Copy out the data below as written; omit any images.

— Start —

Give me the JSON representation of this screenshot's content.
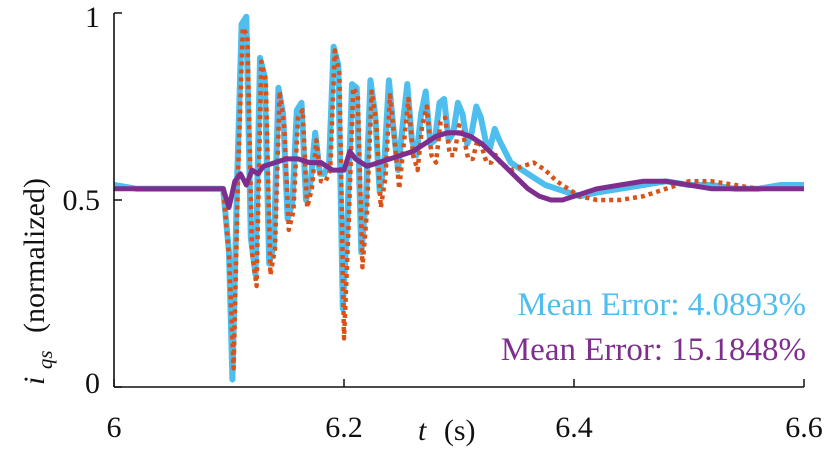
{
  "chart_data": {
    "type": "line",
    "title": "",
    "xlabel_var": "t",
    "xlabel_unit": "(s)",
    "ylabel_var": "i",
    "ylabel_sub": "qs",
    "ylabel_rest": "(normalized)",
    "xlim": [
      6.0,
      6.6
    ],
    "ylim": [
      0,
      1
    ],
    "x_ticks": [
      6.0,
      6.2,
      6.4,
      6.6
    ],
    "x_tick_labels": [
      "6",
      "6.2",
      "6.4",
      "6.6"
    ],
    "y_ticks": [
      0,
      0.5,
      1
    ],
    "y_tick_labels": [
      "0",
      "0.5",
      "1"
    ],
    "grid": false,
    "annotations": [
      {
        "text": "Mean Error:  4.0893%",
        "color": "#4dbeee"
      },
      {
        "text": "Mean Error:  15.1848%",
        "color": "#7e2f8e"
      }
    ],
    "series": [
      {
        "color": "#4dbeee",
        "style": "solid",
        "x": [
          6.0,
          6.02,
          6.04,
          6.06,
          6.08,
          6.095,
          6.1,
          6.103,
          6.107,
          6.111,
          6.115,
          6.119,
          6.123,
          6.127,
          6.131,
          6.135,
          6.139,
          6.143,
          6.147,
          6.151,
          6.155,
          6.159,
          6.163,
          6.167,
          6.171,
          6.175,
          6.179,
          6.183,
          6.187,
          6.191,
          6.195,
          6.199,
          6.203,
          6.207,
          6.211,
          6.215,
          6.219,
          6.223,
          6.227,
          6.231,
          6.235,
          6.239,
          6.243,
          6.247,
          6.251,
          6.255,
          6.259,
          6.263,
          6.267,
          6.271,
          6.275,
          6.279,
          6.283,
          6.287,
          6.291,
          6.295,
          6.299,
          6.303,
          6.307,
          6.311,
          6.315,
          6.319,
          6.323,
          6.327,
          6.331,
          6.335,
          6.345,
          6.355,
          6.365,
          6.375,
          6.385,
          6.395,
          6.405,
          6.42,
          6.44,
          6.46,
          6.48,
          6.5,
          6.52,
          6.54,
          6.56,
          6.58,
          6.6
        ],
        "y": [
          0.54,
          0.53,
          0.53,
          0.53,
          0.53,
          0.53,
          0.36,
          0.02,
          0.55,
          0.97,
          0.99,
          0.4,
          0.3,
          0.88,
          0.83,
          0.33,
          0.38,
          0.8,
          0.73,
          0.45,
          0.49,
          0.74,
          0.76,
          0.5,
          0.55,
          0.68,
          0.57,
          0.57,
          0.6,
          0.91,
          0.86,
          0.21,
          0.46,
          0.81,
          0.8,
          0.36,
          0.5,
          0.82,
          0.73,
          0.52,
          0.6,
          0.82,
          0.69,
          0.58,
          0.7,
          0.81,
          0.66,
          0.62,
          0.73,
          0.79,
          0.65,
          0.66,
          0.76,
          0.77,
          0.66,
          0.68,
          0.76,
          0.73,
          0.65,
          0.68,
          0.75,
          0.72,
          0.66,
          0.64,
          0.69,
          0.66,
          0.6,
          0.58,
          0.56,
          0.54,
          0.53,
          0.52,
          0.51,
          0.52,
          0.53,
          0.54,
          0.55,
          0.54,
          0.54,
          0.53,
          0.53,
          0.54,
          0.54
        ]
      },
      {
        "color": "#d95319",
        "style": "dotted",
        "x": [
          6.0,
          6.02,
          6.04,
          6.06,
          6.08,
          6.095,
          6.1,
          6.104,
          6.108,
          6.112,
          6.116,
          6.12,
          6.124,
          6.128,
          6.132,
          6.136,
          6.14,
          6.144,
          6.148,
          6.152,
          6.156,
          6.16,
          6.164,
          6.168,
          6.172,
          6.176,
          6.18,
          6.184,
          6.188,
          6.192,
          6.196,
          6.2,
          6.204,
          6.208,
          6.212,
          6.216,
          6.22,
          6.224,
          6.228,
          6.232,
          6.236,
          6.24,
          6.244,
          6.248,
          6.252,
          6.256,
          6.26,
          6.264,
          6.268,
          6.272,
          6.276,
          6.28,
          6.284,
          6.288,
          6.292,
          6.296,
          6.3,
          6.304,
          6.308,
          6.312,
          6.316,
          6.32,
          6.324,
          6.328,
          6.332,
          6.336,
          6.345,
          6.355,
          6.365,
          6.375,
          6.385,
          6.395,
          6.405,
          6.42,
          6.44,
          6.46,
          6.48,
          6.5,
          6.52,
          6.54,
          6.56,
          6.58,
          6.6
        ],
        "y": [
          0.53,
          0.53,
          0.53,
          0.53,
          0.53,
          0.53,
          0.35,
          0.05,
          0.58,
          0.96,
          0.94,
          0.36,
          0.27,
          0.87,
          0.82,
          0.3,
          0.37,
          0.79,
          0.7,
          0.42,
          0.47,
          0.72,
          0.74,
          0.48,
          0.53,
          0.66,
          0.55,
          0.55,
          0.58,
          0.9,
          0.84,
          0.13,
          0.43,
          0.8,
          0.78,
          0.32,
          0.47,
          0.79,
          0.71,
          0.48,
          0.56,
          0.78,
          0.66,
          0.53,
          0.65,
          0.77,
          0.62,
          0.58,
          0.7,
          0.75,
          0.62,
          0.6,
          0.71,
          0.72,
          0.62,
          0.62,
          0.7,
          0.67,
          0.61,
          0.61,
          0.66,
          0.64,
          0.6,
          0.6,
          0.62,
          0.6,
          0.58,
          0.59,
          0.6,
          0.58,
          0.55,
          0.53,
          0.51,
          0.5,
          0.5,
          0.51,
          0.53,
          0.55,
          0.55,
          0.54,
          0.53,
          0.53,
          0.53
        ]
      },
      {
        "color": "#7e2f8e",
        "style": "solid",
        "x": [
          6.0,
          6.05,
          6.095,
          6.1,
          6.105,
          6.11,
          6.115,
          6.12,
          6.125,
          6.13,
          6.14,
          6.15,
          6.16,
          6.17,
          6.18,
          6.19,
          6.195,
          6.2,
          6.205,
          6.21,
          6.22,
          6.23,
          6.24,
          6.25,
          6.26,
          6.27,
          6.28,
          6.29,
          6.3,
          6.31,
          6.32,
          6.33,
          6.34,
          6.35,
          6.36,
          6.37,
          6.38,
          6.39,
          6.4,
          6.41,
          6.42,
          6.44,
          6.46,
          6.47,
          6.48,
          6.5,
          6.52,
          6.54,
          6.56,
          6.58,
          6.6
        ],
        "y": [
          0.53,
          0.53,
          0.53,
          0.48,
          0.55,
          0.57,
          0.54,
          0.58,
          0.57,
          0.59,
          0.6,
          0.61,
          0.61,
          0.6,
          0.6,
          0.58,
          0.58,
          0.58,
          0.63,
          0.61,
          0.59,
          0.6,
          0.61,
          0.62,
          0.63,
          0.65,
          0.67,
          0.68,
          0.68,
          0.67,
          0.65,
          0.62,
          0.59,
          0.56,
          0.53,
          0.51,
          0.5,
          0.5,
          0.51,
          0.52,
          0.53,
          0.54,
          0.55,
          0.55,
          0.55,
          0.54,
          0.53,
          0.53,
          0.53,
          0.53,
          0.53
        ]
      }
    ]
  }
}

— End —

> **COMPLETED EXERCISE**
Give me the JSON representation of this screenshot's content.
{
  "chart_data": {
    "type": "line",
    "title": "",
    "xlabel_var": "t",
    "xlabel_unit": "(s)",
    "ylabel_var": "i",
    "ylabel_sub": "qs",
    "ylabel_rest": "(normalized)",
    "xlim": [
      6.0,
      6.6
    ],
    "ylim": [
      0,
      1
    ],
    "x_ticks": [
      6.0,
      6.2,
      6.4,
      6.6
    ],
    "x_tick_labels": [
      "6",
      "6.2",
      "6.4",
      "6.6"
    ],
    "y_ticks": [
      0,
      0.5,
      1
    ],
    "y_tick_labels": [
      "0",
      "0.5",
      "1"
    ],
    "grid": false,
    "annotations": [
      {
        "text": "Mean Error:  4.0893%",
        "color": "#4dbeee"
      },
      {
        "text": "Mean Error:  15.1848%",
        "color": "#7e2f8e"
      }
    ],
    "series": [
      {
        "color": "#4dbeee",
        "style": "solid",
        "x": [
          6.0,
          6.02,
          6.04,
          6.06,
          6.08,
          6.095,
          6.1,
          6.103,
          6.107,
          6.111,
          6.115,
          6.119,
          6.123,
          6.127,
          6.131,
          6.135,
          6.139,
          6.143,
          6.147,
          6.151,
          6.155,
          6.159,
          6.163,
          6.167,
          6.171,
          6.175,
          6.179,
          6.183,
          6.187,
          6.191,
          6.195,
          6.199,
          6.203,
          6.207,
          6.211,
          6.215,
          6.219,
          6.223,
          6.227,
          6.231,
          6.235,
          6.239,
          6.243,
          6.247,
          6.251,
          6.255,
          6.259,
          6.263,
          6.267,
          6.271,
          6.275,
          6.279,
          6.283,
          6.287,
          6.291,
          6.295,
          6.299,
          6.303,
          6.307,
          6.311,
          6.315,
          6.319,
          6.323,
          6.327,
          6.331,
          6.335,
          6.345,
          6.355,
          6.365,
          6.375,
          6.385,
          6.395,
          6.405,
          6.42,
          6.44,
          6.46,
          6.48,
          6.5,
          6.52,
          6.54,
          6.56,
          6.58,
          6.6
        ],
        "y": [
          0.54,
          0.53,
          0.53,
          0.53,
          0.53,
          0.53,
          0.36,
          0.02,
          0.55,
          0.97,
          0.99,
          0.4,
          0.3,
          0.88,
          0.83,
          0.33,
          0.38,
          0.8,
          0.73,
          0.45,
          0.49,
          0.74,
          0.76,
          0.5,
          0.55,
          0.68,
          0.57,
          0.57,
          0.6,
          0.91,
          0.86,
          0.21,
          0.46,
          0.81,
          0.8,
          0.36,
          0.5,
          0.82,
          0.73,
          0.52,
          0.6,
          0.82,
          0.69,
          0.58,
          0.7,
          0.81,
          0.66,
          0.62,
          0.73,
          0.79,
          0.65,
          0.66,
          0.76,
          0.77,
          0.66,
          0.68,
          0.76,
          0.73,
          0.65,
          0.68,
          0.75,
          0.72,
          0.66,
          0.64,
          0.69,
          0.66,
          0.6,
          0.58,
          0.56,
          0.54,
          0.53,
          0.52,
          0.51,
          0.52,
          0.53,
          0.54,
          0.55,
          0.54,
          0.54,
          0.53,
          0.53,
          0.54,
          0.54
        ]
      },
      {
        "color": "#d95319",
        "style": "dotted",
        "x": [
          6.0,
          6.02,
          6.04,
          6.06,
          6.08,
          6.095,
          6.1,
          6.104,
          6.108,
          6.112,
          6.116,
          6.12,
          6.124,
          6.128,
          6.132,
          6.136,
          6.14,
          6.144,
          6.148,
          6.152,
          6.156,
          6.16,
          6.164,
          6.168,
          6.172,
          6.176,
          6.18,
          6.184,
          6.188,
          6.192,
          6.196,
          6.2,
          6.204,
          6.208,
          6.212,
          6.216,
          6.22,
          6.224,
          6.228,
          6.232,
          6.236,
          6.24,
          6.244,
          6.248,
          6.252,
          6.256,
          6.26,
          6.264,
          6.268,
          6.272,
          6.276,
          6.28,
          6.284,
          6.288,
          6.292,
          6.296,
          6.3,
          6.304,
          6.308,
          6.312,
          6.316,
          6.32,
          6.324,
          6.328,
          6.332,
          6.336,
          6.345,
          6.355,
          6.365,
          6.375,
          6.385,
          6.395,
          6.405,
          6.42,
          6.44,
          6.46,
          6.48,
          6.5,
          6.52,
          6.54,
          6.56,
          6.58,
          6.6
        ],
        "y": [
          0.53,
          0.53,
          0.53,
          0.53,
          0.53,
          0.53,
          0.35,
          0.05,
          0.58,
          0.96,
          0.94,
          0.36,
          0.27,
          0.87,
          0.82,
          0.3,
          0.37,
          0.79,
          0.7,
          0.42,
          0.47,
          0.72,
          0.74,
          0.48,
          0.53,
          0.66,
          0.55,
          0.55,
          0.58,
          0.9,
          0.84,
          0.13,
          0.43,
          0.8,
          0.78,
          0.32,
          0.47,
          0.79,
          0.71,
          0.48,
          0.56,
          0.78,
          0.66,
          0.53,
          0.65,
          0.77,
          0.62,
          0.58,
          0.7,
          0.75,
          0.62,
          0.6,
          0.71,
          0.72,
          0.62,
          0.62,
          0.7,
          0.67,
          0.61,
          0.61,
          0.66,
          0.64,
          0.6,
          0.6,
          0.62,
          0.6,
          0.58,
          0.59,
          0.6,
          0.58,
          0.55,
          0.53,
          0.51,
          0.5,
          0.5,
          0.51,
          0.53,
          0.55,
          0.55,
          0.54,
          0.53,
          0.53,
          0.53
        ]
      },
      {
        "color": "#7e2f8e",
        "style": "solid",
        "x": [
          6.0,
          6.05,
          6.095,
          6.1,
          6.105,
          6.11,
          6.115,
          6.12,
          6.125,
          6.13,
          6.14,
          6.15,
          6.16,
          6.17,
          6.18,
          6.19,
          6.195,
          6.2,
          6.205,
          6.21,
          6.22,
          6.23,
          6.24,
          6.25,
          6.26,
          6.27,
          6.28,
          6.29,
          6.3,
          6.31,
          6.32,
          6.33,
          6.34,
          6.35,
          6.36,
          6.37,
          6.38,
          6.39,
          6.4,
          6.41,
          6.42,
          6.44,
          6.46,
          6.47,
          6.48,
          6.5,
          6.52,
          6.54,
          6.56,
          6.58,
          6.6
        ],
        "y": [
          0.53,
          0.53,
          0.53,
          0.48,
          0.55,
          0.57,
          0.54,
          0.58,
          0.57,
          0.59,
          0.6,
          0.61,
          0.61,
          0.6,
          0.6,
          0.58,
          0.58,
          0.58,
          0.63,
          0.61,
          0.59,
          0.6,
          0.61,
          0.62,
          0.63,
          0.65,
          0.67,
          0.68,
          0.68,
          0.67,
          0.65,
          0.62,
          0.59,
          0.56,
          0.53,
          0.51,
          0.5,
          0.5,
          0.51,
          0.52,
          0.53,
          0.54,
          0.55,
          0.55,
          0.55,
          0.54,
          0.53,
          0.53,
          0.53,
          0.53,
          0.53
        ]
      }
    ]
  }
}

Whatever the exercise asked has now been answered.